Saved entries
■ ■ ■ ■ ■

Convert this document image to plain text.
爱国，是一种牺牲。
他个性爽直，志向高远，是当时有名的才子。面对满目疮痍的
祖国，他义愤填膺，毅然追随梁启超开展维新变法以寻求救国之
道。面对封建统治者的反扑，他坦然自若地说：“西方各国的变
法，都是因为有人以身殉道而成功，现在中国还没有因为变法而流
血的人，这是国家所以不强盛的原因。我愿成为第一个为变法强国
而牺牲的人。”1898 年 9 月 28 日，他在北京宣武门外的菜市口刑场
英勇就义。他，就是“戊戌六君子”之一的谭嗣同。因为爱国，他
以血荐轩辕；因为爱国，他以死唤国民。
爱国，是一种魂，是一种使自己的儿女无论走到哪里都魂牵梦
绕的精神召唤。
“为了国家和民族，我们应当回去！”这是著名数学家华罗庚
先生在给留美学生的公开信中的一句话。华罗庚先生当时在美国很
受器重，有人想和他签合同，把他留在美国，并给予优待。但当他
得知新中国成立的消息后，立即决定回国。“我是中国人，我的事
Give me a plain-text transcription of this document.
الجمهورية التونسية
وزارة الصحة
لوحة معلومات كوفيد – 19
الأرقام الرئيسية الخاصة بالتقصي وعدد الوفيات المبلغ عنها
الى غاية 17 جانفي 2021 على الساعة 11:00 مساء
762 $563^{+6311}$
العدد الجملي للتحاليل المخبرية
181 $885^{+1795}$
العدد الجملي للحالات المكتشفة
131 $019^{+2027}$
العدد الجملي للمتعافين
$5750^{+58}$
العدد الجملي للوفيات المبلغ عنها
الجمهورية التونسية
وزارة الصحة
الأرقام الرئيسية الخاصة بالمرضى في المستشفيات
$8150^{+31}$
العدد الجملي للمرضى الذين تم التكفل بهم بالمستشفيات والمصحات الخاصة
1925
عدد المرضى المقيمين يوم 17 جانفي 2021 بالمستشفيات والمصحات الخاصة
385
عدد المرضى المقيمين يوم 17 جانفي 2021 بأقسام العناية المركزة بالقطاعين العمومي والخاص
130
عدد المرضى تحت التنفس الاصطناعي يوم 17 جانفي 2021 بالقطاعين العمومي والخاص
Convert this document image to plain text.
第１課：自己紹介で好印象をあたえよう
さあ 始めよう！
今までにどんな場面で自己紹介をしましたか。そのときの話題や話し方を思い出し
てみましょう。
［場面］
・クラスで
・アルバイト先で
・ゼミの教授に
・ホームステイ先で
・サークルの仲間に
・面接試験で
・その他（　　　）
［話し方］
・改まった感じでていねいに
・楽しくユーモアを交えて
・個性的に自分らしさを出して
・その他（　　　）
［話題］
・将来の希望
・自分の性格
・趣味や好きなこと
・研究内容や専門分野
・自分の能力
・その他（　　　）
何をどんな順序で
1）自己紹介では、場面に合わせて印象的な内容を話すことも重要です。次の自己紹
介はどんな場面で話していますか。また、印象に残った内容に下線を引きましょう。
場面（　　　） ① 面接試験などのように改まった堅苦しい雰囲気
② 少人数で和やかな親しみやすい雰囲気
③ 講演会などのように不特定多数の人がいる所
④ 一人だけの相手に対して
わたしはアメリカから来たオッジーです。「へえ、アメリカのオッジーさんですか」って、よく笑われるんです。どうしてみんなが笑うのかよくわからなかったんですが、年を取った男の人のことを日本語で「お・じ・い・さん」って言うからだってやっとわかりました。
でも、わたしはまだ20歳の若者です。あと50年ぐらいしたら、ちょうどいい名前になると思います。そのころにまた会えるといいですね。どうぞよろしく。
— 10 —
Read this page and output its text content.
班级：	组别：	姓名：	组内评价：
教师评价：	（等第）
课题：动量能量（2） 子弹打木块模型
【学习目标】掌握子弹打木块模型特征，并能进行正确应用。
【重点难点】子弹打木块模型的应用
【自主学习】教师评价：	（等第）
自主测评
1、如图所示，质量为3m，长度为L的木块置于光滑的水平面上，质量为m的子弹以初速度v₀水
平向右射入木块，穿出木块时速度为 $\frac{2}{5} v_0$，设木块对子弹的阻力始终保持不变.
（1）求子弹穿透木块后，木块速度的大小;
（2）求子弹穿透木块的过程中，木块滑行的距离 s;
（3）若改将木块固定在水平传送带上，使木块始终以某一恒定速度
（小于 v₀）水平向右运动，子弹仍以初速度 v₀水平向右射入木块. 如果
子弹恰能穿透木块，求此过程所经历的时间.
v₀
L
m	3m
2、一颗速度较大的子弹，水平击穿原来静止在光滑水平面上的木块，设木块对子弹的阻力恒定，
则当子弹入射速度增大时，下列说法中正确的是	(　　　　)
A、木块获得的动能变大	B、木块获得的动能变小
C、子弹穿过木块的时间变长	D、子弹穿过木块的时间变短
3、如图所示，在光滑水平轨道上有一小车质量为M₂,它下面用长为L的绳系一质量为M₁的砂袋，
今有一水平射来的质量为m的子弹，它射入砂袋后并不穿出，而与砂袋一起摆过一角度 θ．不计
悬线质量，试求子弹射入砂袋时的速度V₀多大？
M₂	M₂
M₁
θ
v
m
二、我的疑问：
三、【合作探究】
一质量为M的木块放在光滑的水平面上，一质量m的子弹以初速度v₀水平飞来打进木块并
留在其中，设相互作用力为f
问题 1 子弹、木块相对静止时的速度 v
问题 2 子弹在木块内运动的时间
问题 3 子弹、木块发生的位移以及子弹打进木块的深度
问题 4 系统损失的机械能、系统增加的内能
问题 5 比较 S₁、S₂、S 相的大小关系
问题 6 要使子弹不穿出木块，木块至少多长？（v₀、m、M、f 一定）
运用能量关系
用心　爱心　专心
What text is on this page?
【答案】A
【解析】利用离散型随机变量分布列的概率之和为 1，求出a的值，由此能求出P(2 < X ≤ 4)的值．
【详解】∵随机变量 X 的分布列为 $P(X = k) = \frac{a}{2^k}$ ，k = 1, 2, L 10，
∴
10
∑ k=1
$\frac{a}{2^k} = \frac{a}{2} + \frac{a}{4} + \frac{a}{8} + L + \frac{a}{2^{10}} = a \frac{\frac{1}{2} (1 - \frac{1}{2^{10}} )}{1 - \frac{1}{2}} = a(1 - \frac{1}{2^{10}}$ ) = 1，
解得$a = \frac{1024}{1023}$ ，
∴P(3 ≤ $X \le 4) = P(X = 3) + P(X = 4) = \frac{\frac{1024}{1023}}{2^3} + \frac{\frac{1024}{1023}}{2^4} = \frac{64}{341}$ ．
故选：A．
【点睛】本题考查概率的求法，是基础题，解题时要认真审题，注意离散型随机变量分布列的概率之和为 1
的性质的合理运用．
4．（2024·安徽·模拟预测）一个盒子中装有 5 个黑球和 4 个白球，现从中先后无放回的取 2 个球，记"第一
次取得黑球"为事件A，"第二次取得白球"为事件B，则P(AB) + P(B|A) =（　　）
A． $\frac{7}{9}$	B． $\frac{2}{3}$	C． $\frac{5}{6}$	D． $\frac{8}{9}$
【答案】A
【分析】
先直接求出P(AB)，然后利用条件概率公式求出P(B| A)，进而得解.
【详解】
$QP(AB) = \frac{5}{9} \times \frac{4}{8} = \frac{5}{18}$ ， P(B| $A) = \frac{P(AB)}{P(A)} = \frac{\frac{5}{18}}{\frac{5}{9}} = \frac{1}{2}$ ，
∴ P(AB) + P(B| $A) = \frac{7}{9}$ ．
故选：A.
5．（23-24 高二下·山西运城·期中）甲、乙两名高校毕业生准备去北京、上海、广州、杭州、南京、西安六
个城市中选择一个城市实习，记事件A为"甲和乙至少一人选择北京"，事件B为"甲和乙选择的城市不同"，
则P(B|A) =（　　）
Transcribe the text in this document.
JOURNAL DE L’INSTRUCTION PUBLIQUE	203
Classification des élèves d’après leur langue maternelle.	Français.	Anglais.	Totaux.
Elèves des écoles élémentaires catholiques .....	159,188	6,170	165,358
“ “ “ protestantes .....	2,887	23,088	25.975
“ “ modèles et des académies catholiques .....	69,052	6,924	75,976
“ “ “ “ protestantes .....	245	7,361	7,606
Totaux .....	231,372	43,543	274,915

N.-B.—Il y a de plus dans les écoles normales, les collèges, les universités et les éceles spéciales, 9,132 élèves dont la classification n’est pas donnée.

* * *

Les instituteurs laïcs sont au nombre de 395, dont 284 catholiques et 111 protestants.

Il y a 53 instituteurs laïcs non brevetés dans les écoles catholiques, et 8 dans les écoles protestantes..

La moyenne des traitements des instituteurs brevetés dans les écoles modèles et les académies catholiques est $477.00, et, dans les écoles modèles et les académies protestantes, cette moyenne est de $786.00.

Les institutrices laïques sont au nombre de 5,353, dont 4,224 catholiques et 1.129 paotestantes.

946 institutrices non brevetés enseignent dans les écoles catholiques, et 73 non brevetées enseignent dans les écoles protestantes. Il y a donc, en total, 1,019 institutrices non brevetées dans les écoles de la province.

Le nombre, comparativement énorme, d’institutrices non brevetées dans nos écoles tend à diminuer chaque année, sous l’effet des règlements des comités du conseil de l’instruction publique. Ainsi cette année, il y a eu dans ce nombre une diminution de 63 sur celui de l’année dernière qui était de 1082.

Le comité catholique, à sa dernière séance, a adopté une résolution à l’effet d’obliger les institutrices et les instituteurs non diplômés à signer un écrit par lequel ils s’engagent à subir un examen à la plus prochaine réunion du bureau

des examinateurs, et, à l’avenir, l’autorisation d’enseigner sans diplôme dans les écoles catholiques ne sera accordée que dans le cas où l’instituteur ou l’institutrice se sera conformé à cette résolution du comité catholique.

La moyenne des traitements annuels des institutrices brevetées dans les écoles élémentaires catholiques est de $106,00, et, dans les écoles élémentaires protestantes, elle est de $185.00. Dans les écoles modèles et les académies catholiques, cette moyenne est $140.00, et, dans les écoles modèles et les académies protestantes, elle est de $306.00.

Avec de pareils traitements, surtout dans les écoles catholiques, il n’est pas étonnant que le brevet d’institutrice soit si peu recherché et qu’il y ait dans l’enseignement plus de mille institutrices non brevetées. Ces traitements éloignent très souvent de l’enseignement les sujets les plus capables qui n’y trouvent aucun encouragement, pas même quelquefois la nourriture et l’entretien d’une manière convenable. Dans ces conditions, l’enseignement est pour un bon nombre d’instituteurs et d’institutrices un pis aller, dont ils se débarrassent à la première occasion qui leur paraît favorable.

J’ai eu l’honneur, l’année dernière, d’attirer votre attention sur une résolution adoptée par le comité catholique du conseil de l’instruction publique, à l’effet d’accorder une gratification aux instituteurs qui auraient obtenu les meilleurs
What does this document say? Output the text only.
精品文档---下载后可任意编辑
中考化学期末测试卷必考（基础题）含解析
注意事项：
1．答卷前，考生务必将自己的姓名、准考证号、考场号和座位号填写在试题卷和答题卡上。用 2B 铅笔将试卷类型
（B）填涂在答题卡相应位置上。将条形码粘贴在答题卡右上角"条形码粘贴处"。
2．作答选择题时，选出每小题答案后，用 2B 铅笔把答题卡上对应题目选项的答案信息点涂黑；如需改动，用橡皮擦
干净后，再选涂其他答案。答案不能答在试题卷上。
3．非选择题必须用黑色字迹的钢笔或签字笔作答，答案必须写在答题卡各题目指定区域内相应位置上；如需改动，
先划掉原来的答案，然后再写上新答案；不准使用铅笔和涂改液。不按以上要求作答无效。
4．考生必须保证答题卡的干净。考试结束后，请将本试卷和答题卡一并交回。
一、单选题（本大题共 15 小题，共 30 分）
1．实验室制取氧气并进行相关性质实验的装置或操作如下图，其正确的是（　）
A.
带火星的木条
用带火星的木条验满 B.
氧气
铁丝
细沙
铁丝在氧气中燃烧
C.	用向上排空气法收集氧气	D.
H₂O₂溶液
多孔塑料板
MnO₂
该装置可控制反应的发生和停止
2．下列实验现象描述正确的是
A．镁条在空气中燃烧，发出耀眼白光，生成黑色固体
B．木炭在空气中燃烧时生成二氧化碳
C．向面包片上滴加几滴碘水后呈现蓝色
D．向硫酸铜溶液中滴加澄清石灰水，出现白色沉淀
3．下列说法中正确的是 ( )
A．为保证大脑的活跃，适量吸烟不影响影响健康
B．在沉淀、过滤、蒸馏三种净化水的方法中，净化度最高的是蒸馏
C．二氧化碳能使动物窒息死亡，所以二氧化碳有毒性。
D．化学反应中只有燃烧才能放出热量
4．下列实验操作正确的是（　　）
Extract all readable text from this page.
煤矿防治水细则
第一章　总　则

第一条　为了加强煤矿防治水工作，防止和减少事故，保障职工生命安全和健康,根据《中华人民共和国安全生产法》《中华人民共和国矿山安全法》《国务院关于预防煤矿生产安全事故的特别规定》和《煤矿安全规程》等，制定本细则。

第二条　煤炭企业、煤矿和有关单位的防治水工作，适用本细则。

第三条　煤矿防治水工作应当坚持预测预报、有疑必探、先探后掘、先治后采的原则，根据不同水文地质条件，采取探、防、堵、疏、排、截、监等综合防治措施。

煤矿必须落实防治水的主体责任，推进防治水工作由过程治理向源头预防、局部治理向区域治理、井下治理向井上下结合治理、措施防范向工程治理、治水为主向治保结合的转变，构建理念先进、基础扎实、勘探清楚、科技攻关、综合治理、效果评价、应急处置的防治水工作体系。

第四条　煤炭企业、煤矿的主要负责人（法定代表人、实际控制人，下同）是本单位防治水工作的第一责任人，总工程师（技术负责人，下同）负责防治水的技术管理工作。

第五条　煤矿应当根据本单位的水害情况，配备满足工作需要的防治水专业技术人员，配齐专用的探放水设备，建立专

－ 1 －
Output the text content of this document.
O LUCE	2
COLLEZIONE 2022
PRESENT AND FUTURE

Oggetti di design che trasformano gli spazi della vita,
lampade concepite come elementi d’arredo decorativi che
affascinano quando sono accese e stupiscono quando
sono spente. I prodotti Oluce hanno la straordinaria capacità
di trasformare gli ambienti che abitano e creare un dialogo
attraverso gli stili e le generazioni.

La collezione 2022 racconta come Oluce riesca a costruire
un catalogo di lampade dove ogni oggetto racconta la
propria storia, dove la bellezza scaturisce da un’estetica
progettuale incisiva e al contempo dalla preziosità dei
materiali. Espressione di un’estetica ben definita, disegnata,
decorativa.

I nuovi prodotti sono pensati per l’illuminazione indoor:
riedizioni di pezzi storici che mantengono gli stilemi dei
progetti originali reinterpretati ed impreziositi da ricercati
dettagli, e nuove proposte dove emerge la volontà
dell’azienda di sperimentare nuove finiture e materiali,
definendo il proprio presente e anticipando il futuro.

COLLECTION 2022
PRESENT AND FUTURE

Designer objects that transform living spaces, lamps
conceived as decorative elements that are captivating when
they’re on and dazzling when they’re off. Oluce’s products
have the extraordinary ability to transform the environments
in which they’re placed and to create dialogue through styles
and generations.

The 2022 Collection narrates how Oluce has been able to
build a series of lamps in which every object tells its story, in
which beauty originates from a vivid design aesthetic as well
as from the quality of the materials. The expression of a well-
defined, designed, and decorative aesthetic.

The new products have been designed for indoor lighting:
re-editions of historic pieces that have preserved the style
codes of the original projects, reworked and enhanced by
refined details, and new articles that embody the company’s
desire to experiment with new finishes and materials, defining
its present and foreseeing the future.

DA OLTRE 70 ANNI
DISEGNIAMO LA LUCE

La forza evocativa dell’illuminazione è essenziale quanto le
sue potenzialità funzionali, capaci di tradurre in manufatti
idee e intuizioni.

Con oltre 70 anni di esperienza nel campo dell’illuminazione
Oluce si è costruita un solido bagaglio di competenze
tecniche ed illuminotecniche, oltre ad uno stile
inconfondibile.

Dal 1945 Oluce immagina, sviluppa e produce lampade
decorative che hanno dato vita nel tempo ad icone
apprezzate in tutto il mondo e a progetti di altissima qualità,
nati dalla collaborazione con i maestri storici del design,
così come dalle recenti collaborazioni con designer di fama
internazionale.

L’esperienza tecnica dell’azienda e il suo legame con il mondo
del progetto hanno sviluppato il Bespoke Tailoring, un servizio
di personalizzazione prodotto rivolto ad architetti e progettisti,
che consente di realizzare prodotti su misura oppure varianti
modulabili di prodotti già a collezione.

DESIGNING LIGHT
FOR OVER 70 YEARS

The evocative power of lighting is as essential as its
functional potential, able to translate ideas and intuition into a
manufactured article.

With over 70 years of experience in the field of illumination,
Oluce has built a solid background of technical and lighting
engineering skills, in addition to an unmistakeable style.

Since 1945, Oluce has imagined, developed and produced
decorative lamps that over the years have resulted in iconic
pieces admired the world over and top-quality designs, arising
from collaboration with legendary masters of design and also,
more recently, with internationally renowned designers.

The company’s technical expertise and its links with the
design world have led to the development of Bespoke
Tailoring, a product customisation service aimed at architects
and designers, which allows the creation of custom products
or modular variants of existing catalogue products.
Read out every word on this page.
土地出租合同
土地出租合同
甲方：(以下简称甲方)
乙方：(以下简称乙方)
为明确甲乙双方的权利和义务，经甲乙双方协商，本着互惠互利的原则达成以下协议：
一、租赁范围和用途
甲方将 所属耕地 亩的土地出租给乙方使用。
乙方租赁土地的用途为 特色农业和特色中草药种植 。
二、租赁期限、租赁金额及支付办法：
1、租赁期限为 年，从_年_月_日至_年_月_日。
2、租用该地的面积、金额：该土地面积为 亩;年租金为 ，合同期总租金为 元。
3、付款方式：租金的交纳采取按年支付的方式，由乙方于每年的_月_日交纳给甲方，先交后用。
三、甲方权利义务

■ ■ ■ ■ ■

## WORK INSTRUCTIONS
Filter the records above and return every line that holds the word "come".

## EXERCISE RESULT
lampade concepite come elementi d’arredo decorativi che
La collezione 2022 racconta come Oluce riesca a costruire
così come dalle recenti collaborazioni con designer di fama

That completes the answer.